<<<<
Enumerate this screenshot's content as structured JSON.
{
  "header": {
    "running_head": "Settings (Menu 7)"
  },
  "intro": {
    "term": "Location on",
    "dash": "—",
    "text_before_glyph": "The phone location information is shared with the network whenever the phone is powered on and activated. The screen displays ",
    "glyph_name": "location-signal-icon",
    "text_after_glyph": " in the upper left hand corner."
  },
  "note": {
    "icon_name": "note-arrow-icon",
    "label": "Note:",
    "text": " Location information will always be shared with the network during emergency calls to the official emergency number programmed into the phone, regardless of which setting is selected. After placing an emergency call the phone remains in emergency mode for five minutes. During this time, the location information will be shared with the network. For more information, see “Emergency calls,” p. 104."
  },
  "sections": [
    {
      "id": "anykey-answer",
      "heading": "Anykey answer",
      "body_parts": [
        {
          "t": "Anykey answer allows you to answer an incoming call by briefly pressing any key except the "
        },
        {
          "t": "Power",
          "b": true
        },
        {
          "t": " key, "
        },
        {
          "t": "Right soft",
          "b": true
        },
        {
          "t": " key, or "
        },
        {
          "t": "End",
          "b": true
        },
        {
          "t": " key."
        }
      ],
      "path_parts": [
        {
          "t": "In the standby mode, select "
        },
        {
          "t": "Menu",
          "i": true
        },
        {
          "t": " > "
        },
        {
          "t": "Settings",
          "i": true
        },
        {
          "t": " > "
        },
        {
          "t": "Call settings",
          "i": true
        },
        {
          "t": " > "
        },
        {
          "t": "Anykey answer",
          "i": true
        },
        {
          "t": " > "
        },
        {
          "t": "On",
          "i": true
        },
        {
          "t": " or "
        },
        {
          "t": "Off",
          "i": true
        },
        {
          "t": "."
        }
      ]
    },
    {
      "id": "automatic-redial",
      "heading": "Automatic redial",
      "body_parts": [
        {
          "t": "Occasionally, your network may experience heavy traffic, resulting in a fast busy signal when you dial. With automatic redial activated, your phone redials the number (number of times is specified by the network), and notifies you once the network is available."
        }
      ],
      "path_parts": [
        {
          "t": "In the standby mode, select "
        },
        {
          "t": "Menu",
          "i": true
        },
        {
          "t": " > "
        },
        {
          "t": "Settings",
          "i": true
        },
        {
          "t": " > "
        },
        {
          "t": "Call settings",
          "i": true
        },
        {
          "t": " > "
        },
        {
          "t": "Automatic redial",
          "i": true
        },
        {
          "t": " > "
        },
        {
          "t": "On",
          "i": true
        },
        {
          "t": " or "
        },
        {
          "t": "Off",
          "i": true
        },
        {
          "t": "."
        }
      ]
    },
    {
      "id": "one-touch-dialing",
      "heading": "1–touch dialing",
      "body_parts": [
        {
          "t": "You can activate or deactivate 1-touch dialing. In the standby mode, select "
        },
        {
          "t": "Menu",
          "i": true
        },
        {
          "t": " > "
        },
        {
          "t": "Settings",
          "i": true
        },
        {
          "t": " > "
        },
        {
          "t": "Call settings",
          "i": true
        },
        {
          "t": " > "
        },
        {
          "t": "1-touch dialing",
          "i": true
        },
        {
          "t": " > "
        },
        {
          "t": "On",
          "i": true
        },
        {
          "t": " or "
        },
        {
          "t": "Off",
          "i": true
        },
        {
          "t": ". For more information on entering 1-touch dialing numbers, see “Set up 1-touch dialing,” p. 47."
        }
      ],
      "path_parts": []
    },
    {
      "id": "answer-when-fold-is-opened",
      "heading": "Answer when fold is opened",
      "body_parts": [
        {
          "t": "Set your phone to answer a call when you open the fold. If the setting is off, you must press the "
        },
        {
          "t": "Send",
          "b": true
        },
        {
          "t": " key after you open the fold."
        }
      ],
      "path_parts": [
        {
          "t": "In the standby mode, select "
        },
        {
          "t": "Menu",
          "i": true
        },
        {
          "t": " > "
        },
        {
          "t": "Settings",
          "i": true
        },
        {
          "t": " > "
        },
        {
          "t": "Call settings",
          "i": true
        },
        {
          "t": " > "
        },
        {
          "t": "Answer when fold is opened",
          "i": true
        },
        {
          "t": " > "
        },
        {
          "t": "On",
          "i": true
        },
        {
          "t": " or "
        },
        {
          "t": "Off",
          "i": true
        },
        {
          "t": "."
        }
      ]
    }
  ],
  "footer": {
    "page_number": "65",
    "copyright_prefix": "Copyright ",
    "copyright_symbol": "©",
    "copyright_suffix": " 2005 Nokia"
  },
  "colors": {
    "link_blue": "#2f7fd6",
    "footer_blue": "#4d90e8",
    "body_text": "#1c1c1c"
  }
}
>>>>
**Problem statement:** Every record should be repeated exactly; please leave none out.

**Result for this exercise:**
Enumerate this screenshot's content as structured JSON.
{
  "header": {
    "running_head": "Settings (Menu 7)"
  },
  "intro": {
    "term": "Location on",
    "dash": "—",
    "text_before_glyph": "The phone location information is shared with the network whenever the phone is powered on and activated. The screen displays ",
    "glyph_name": "location-signal-icon",
    "text_after_glyph": " in the upper left hand corner."
  },
  "note": {
    "icon_name": "note-arrow-icon",
    "label": "Note:",
    "text": " Location information will always be shared with the network during emergency calls to the official emergency number programmed into the phone, regardless of which setting is selected. After placing an emergency call the phone remains in emergency mode for five minutes. During this time, the location information will be shared with the network. For more information, see “Emergency calls,” p. 104."
  },
  "sections": [
    {
      "id": "anykey-answer",
      "heading": "Anykey answer",
      "body_parts": [
        {
          "t": "Anykey answer allows you to answer an incoming call by briefly pressing any key except the "
        },
        {
          "t": "Power",
          "b": true
        },
        {
          "t": " key, "
        },
        {
          "t": "Right soft",
          "b": true
        },
        {
          "t": " key, or "
        },
        {
          "t": "End",
          "b": true
        },
        {
          "t": " key."
        }
      ],
      "path_parts": [
        {
          "t": "In the standby mode, select "
        },
        {
          "t": "Menu",
          "i": true
        },
        {
          "t": " > "
        },
        {
          "t": "Settings",
          "i": true
        },
        {
          "t": " > "
        },
        {
          "t": "Call settings",
          "i": true
        },
        {
          "t": " > "
        },
        {
          "t": "Anykey answer",
          "i": true
        },
        {
          "t": " > "
        },
        {
          "t": "On",
          "i": true
        },
        {
          "t": " or "
        },
        {
          "t": "Off",
          "i": true
        },
        {
          "t": "."
        }
      ]
    },
    {
      "id": "automatic-redial",
      "heading": "Automatic redial",
      "body_parts": [
        {
          "t": "Occasionally, your network may experience heavy traffic, resulting in a fast busy signal when you dial. With automatic redial activated, your phone redials the number (number of times is specified by the network), and notifies you once the network is available."
        }
      ],
      "path_parts": [
        {
          "t": "In the standby mode, select "
        },
        {
          "t": "Menu",
          "i": true
        },
        {
          "t": " > "
        },
        {
          "t": "Settings",
          "i": true
        },
        {
          "t": " > "
        },
        {
          "t": "Call settings",
          "i": true
        },
        {
          "t": " > "
        },
        {
          "t": "Automatic redial",
          "i": true
        },
        {
          "t": " > "
        },
        {
          "t": "On",
          "i": true
        },
        {
          "t": " or "
        },
        {
          "t": "Off",
          "i": true
        },
        {
          "t": "."
        }
      ]
    },
    {
      "id": "one-touch-dialing",
      "heading": "1–touch dialing",
      "body_parts": [
        {
          "t": "You can activate or deactivate 1-touch dialing. In the standby mode, select "
        },
        {
          "t": "Menu",
          "i": true
        },
        {
          "t": " > "
        },
        {
          "t": "Settings",
          "i": true
        },
        {
          "t": " > "
        },
        {
          "t": "Call settings",
          "i": true
        },
        {
          "t": " > "
        },
        {
          "t": "1-touch dialing",
          "i": true
        },
        {
          "t": " > "
        },
        {
          "t": "On",
          "i": true
        },
        {
          "t": " or "
        },
        {
          "t": "Off",
          "i": true
        },
        {
          "t": ". For more information on entering 1-touch dialing numbers, see “Set up 1-touch dialing,” p. 47."
        }
      ],
      "path_parts": []
    },
    {
      "id": "answer-when-fold-is-opened",
      "heading": "Answer when fold is opened",
      "body_parts": [
        {
          "t": "Set your phone to answer a call when you open the fold. If the setting is off, you must press the "
        },
        {
          "t": "Send",
          "b": true
        },
        {
          "t": " key after you open the fold."
        }
      ],
      "path_parts": [
        {
          "t": "In the standby mode, select "
        },
        {
          "t": "Menu",
          "i": true
        },
        {
          "t": " > "
        },
        {
          "t": "Settings",
          "i": true
        },
        {
          "t": " > "
        },
        {
          "t": "Call settings",
          "i": true
        },
        {
          "t": " > "
        },
        {
          "t": "Answer when fold is opened",
          "i": true
        },
        {
          "t": " > "
        },
        {
          "t": "On",
          "i": true
        },
        {
          "t": " or "
        },
        {
          "t": "Off",
          "i": true
        },
        {
          "t": "."
        }
      ]
    }
  ],
  "footer": {
    "page_number": "65",
    "copyright_prefix": "Copyright ",
    "copyright_symbol": "©",
    "copyright_suffix": " 2005 Nokia"
  },
  "colors": {
    "link_blue": "#2f7fd6",
    "footer_blue": "#4d90e8",
    "body_text": "#1c1c1c"
  }
}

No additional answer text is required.